EXERCISE 1
From the passage on the Brothers Karamazov below, list every character from the novel that it mentions by name.
EXERCISE 2
Continue the passage on the Brothers Karamazov below, starting after its final sentence.

TEXT SHOWN
---

Alyosha directly disregarded his obedience vested in him by the elder Zosima: live a secular life and be around both brothers. He should have gone to his father and become inseparable with him, no matter how hard and disgusting it was for the fragile young one to be in the Karamozov house; besides, Alyosha did not have any other home to go to. If he fulfilled his duty, Smerdyakov would be unable and would not dare raise his hand on his father.
We don’t notice shocking things in the novel! Dmitri Karamazov is also a character well-liked by the reader: he’s a faultless sufferer with a wide Russian soul. But according to Alyosha and the reader, Dmitri, in coming to his father, beats him with his legs and stamps on his face with his feet. Then he makes off with the words, “If I haven’t killed him, I’ll come again and kill him!” How was it possible to not notice that scene or to see within Dmitri the image of the large Russian soul?!
— Well… not everyone knows how to beat someone in the face with their feet, but any Russian would hardly be surprised with a family uproar. It seems quite mundane even in the Brothers Karamazov. It is like a natural part of the background.
— It is as if Dostoevsky would scream his last novel: “Look at your house! Get things in order: you have been giving to own and take responsibility for a tiny plot of this Earth. It is yours! Guard you father and brothers first, and leave the unresolved cursed issues and prophetic dreams for later. Get a handle on your family, and only then will you find God! Start small to then be entitled to think big.”
Being Alyosha is frightening…your profession is predetermined for you and instructed by the holy elder: get everything in order in your family, no matter how loathsome it is. But he missed his true fate while dreaming with his head up in the clouds, confused as to how tell right from wrong.
Dostoevsky screams about this in the Brothers Karamazov. The readers do not hear it to this day. The lack of desire to sweep up the floor, serve one’s father and mother, untangle the abominable, troublesome knot in one’s family, and then think big. This is all honourable today.

---

GIVEN INFORMATION
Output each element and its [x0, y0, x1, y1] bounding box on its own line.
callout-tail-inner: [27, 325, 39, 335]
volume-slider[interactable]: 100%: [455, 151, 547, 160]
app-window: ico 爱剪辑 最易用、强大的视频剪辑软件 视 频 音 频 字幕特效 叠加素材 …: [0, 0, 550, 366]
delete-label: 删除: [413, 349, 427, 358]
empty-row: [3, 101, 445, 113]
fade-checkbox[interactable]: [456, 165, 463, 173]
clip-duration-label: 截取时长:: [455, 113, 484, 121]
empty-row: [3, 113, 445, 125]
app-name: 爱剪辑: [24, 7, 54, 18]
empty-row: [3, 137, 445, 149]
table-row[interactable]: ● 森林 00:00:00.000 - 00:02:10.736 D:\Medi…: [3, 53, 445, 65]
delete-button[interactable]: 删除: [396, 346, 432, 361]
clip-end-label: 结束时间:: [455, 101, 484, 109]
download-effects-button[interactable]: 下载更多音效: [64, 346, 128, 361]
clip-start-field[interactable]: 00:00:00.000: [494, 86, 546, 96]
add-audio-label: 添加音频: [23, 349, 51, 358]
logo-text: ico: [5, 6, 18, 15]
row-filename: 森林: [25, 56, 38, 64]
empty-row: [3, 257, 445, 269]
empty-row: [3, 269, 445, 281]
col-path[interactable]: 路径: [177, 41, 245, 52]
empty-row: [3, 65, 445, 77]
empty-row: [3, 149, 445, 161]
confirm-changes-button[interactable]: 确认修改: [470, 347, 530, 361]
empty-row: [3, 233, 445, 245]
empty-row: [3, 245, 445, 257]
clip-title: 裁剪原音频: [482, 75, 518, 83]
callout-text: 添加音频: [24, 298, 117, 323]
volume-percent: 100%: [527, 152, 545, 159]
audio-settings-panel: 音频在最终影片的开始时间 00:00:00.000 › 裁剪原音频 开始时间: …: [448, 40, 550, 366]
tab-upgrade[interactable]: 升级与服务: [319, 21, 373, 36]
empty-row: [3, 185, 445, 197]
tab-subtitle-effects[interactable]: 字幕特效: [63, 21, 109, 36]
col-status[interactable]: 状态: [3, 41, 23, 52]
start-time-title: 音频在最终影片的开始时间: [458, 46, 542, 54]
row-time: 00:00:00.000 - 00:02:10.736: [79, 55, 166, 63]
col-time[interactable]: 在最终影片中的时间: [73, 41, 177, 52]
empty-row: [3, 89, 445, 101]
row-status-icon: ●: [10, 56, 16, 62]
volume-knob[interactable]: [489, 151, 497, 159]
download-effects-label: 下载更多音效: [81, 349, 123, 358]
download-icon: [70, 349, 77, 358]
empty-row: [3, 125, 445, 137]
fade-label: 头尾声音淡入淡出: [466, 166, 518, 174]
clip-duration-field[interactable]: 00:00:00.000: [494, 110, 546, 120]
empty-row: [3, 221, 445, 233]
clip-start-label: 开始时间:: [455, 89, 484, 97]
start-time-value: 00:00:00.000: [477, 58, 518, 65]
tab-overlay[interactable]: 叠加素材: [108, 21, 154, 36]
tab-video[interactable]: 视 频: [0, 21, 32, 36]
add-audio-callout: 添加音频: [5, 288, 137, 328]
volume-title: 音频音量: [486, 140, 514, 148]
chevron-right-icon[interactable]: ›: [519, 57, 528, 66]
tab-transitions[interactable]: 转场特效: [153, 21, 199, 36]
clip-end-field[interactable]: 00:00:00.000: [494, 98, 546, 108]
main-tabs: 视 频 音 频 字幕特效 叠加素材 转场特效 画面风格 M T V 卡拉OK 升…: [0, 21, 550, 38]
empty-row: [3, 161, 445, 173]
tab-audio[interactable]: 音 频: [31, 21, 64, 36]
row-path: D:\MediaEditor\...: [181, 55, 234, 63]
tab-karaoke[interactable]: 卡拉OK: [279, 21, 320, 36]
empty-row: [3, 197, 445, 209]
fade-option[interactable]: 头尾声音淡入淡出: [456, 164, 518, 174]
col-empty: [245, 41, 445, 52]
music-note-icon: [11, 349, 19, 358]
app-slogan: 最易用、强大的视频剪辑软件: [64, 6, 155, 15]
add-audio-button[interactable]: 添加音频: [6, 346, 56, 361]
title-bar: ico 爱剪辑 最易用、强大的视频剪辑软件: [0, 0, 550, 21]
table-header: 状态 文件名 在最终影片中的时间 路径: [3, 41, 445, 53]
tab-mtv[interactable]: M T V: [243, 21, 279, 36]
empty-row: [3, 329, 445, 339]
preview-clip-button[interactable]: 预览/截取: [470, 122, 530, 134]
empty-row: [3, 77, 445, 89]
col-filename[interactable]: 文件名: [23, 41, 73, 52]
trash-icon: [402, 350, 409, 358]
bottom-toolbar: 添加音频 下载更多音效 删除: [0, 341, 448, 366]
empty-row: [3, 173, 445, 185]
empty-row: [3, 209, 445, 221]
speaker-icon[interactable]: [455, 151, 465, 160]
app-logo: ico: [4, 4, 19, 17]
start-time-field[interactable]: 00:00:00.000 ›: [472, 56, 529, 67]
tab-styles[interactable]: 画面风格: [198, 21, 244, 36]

---

TASK ANSWER 1
Alyosha, Zosima, Smerdyakov, Dmitri Karamazov

TASK ANSWER 2
… Besides, I have been told many times very strictly: “Lyudmila Ivanovna, your interpretation of the novel is very protestant-like!” I do not think so. It’s just that they adversely understand Russian orthodox Christianity sometimes…
— The Brothers Karamazov seems to be an historical allegory. A non-pacified Smerdyakov whose was able to start acting nasty due to Alyosha’s idealism… The pathetic death of the father – terrifying by all means, no matter what kind of person he was or how many sins he had. It is as if one needs to search in The Red Wheel by Solzhenitsyn for the true key to the Brothers Karamazov.
— Look: the father died, and there was not a word about the funeral. The trial, investigation, uproar, lofty speeches of Alyosha to the students… and not even a few words on how these deep, talented, intelligent people buried the father! They are not there. These are significant things, and the author did not forget them. It is customary to mourn the murdered father; one way or another, it’s a must. The Brothers Karamazov saw everything combine into one day, and the Wheel got rolling…
The Brothers Karamazov for me is an omen of the soon-to-be fall of the Russian Empire. The house that Hecate’s Dogs will break into and tear to pieces. Dostoevsky wrote novels that send a message on how sick the Empire has been, with all its ligaments, strings, and cloths worn out and dilapidated.